Collected data entries

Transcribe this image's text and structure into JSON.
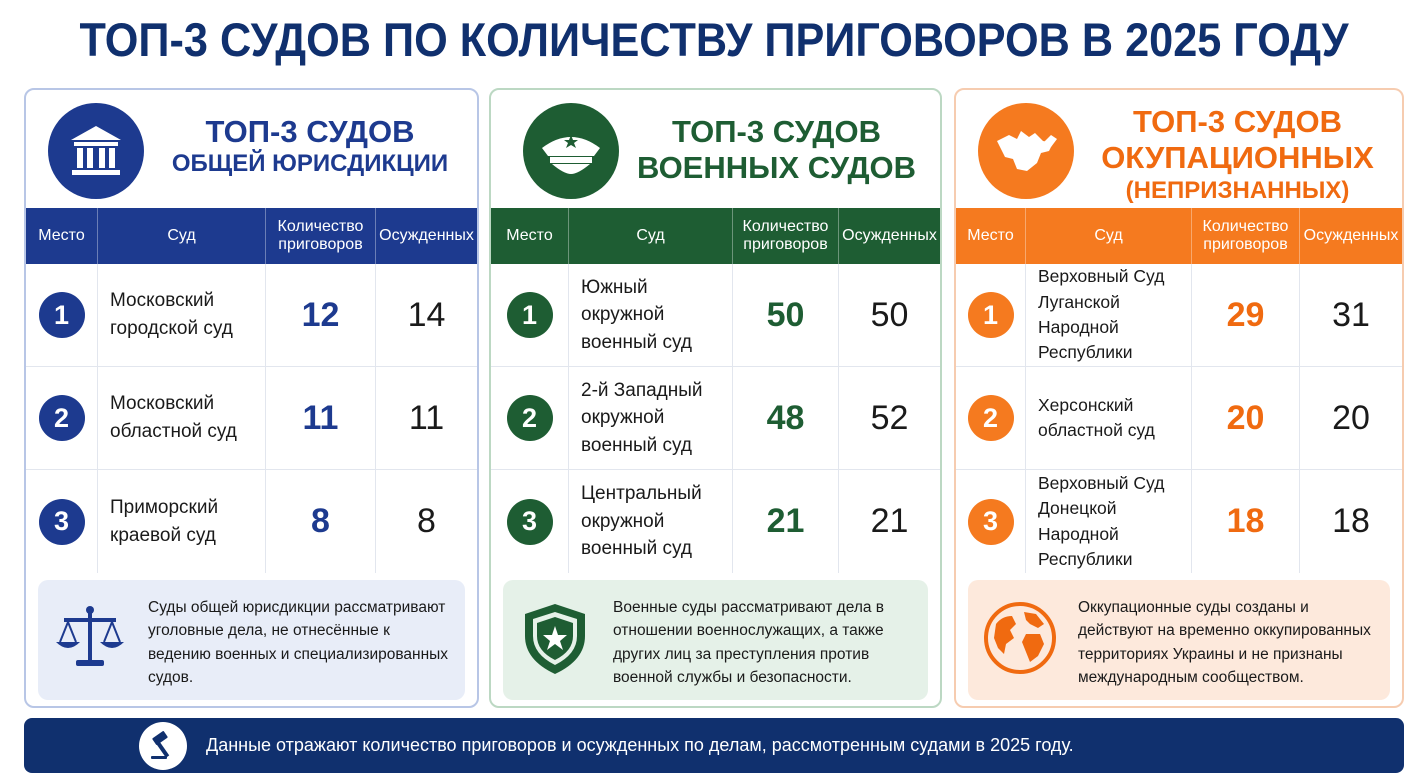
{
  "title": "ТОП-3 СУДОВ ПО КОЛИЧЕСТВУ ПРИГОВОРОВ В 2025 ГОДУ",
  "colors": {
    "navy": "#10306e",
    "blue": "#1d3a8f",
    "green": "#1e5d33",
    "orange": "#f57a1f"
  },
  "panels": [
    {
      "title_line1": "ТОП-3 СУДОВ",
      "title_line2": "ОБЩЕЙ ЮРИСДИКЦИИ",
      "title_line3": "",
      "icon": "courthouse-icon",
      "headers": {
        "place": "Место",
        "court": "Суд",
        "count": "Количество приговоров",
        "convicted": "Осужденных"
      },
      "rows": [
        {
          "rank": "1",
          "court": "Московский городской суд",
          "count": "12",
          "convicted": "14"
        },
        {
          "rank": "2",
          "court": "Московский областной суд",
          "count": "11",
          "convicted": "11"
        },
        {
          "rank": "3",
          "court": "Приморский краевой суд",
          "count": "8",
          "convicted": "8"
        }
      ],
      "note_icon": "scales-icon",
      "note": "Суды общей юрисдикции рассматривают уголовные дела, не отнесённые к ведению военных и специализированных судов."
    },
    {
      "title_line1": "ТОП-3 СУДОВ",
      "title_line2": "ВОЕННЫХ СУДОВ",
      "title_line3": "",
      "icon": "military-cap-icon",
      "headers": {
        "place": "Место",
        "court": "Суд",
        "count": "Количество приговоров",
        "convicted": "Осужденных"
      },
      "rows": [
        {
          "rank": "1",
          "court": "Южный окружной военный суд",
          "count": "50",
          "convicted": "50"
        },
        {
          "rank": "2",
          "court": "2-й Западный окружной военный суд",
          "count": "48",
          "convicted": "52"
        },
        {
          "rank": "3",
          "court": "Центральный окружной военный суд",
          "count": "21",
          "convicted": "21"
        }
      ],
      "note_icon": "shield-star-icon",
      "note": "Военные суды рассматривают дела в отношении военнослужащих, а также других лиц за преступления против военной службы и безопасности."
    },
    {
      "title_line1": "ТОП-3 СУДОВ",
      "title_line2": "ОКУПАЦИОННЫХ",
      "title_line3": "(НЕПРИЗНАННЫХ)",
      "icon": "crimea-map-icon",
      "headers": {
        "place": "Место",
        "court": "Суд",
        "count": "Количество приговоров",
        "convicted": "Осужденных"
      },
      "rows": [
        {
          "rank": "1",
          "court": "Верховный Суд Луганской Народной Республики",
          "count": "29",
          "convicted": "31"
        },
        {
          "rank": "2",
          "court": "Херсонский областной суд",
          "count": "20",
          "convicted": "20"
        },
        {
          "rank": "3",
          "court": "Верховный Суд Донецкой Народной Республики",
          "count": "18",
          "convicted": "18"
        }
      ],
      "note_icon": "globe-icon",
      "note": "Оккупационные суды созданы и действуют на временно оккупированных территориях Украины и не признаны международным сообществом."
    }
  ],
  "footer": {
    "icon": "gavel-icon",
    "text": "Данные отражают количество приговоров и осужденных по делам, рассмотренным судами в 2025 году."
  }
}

AIM OF THE TASK —
Leave out the pictures and output every record above precisely as given.

ANSWER FOR THE TASK —
Transcribe this image's text and structure into JSON.
{
  "title": "ТОП-3 СУДОВ ПО КОЛИЧЕСТВУ ПРИГОВОРОВ В 2025 ГОДУ",
  "colors": {
    "navy": "#10306e",
    "blue": "#1d3a8f",
    "green": "#1e5d33",
    "orange": "#f57a1f"
  },
  "panels": [
    {
      "title_line1": "ТОП-3 СУДОВ",
      "title_line2": "ОБЩЕЙ ЮРИСДИКЦИИ",
      "title_line3": "",
      "icon": "courthouse-icon",
      "headers": {
        "place": "Место",
        "court": "Суд",
        "count": "Количество приговоров",
        "convicted": "Осужденных"
      },
      "rows": [
        {
          "rank": "1",
          "court": "Московский городской суд",
          "count": "12",
          "convicted": "14"
        },
        {
          "rank": "2",
          "court": "Московский областной суд",
          "count": "11",
          "convicted": "11"
        },
        {
          "rank": "3",
          "court": "Приморский краевой суд",
          "count": "8",
          "convicted": "8"
        }
      ],
      "note_icon": "scales-icon",
      "note": "Суды общей юрисдикции рассматривают уголовные дела, не отнесённые к ведению военных и специализированных судов."
    },
    {
      "title_line1": "ТОП-3 СУДОВ",
      "title_line2": "ВОЕННЫХ СУДОВ",
      "title_line3": "",
      "icon": "military-cap-icon",
      "headers": {
        "place": "Место",
        "court": "Суд",
        "count": "Количество приговоров",
        "convicted": "Осужденных"
      },
      "rows": [
        {
          "rank": "1",
          "court": "Южный окружной военный суд",
          "count": "50",
          "convicted": "50"
        },
        {
          "rank": "2",
          "court": "2-й Западный окружной военный суд",
          "count": "48",
          "convicted": "52"
        },
        {
          "rank": "3",
          "court": "Центральный окружной военный суд",
          "count": "21",
          "convicted": "21"
        }
      ],
      "note_icon": "shield-star-icon",
      "note": "Военные суды рассматривают дела в отношении военнослужащих, а также других лиц за преступления против военной службы и безопасности."
    },
    {
      "title_line1": "ТОП-3 СУДОВ",
      "title_line2": "ОКУПАЦИОННЫХ",
      "title_line3": "(НЕПРИЗНАННЫХ)",
      "icon": "crimea-map-icon",
      "headers": {
        "place": "Место",
        "court": "Суд",
        "count": "Количество приговоров",
        "convicted": "Осужденных"
      },
      "rows": [
        {
          "rank": "1",
          "court": "Верховный Суд Луганской Народной Республики",
          "count": "29",
          "convicted": "31"
        },
        {
          "rank": "2",
          "court": "Херсонский областной суд",
          "count": "20",
          "convicted": "20"
        },
        {
          "rank": "3",
          "court": "Верховный Суд Донецкой Народной Республики",
          "count": "18",
          "convicted": "18"
        }
      ],
      "note_icon": "globe-icon",
      "note": "Оккупационные суды созданы и действуют на временно оккупированных территориях Украины и не признаны международным сообществом."
    }
  ],
  "footer": {
    "icon": "gavel-icon",
    "text": "Данные отражают количество приговоров и осужденных по делам, рассмотренным судами в 2025 году."
  }
}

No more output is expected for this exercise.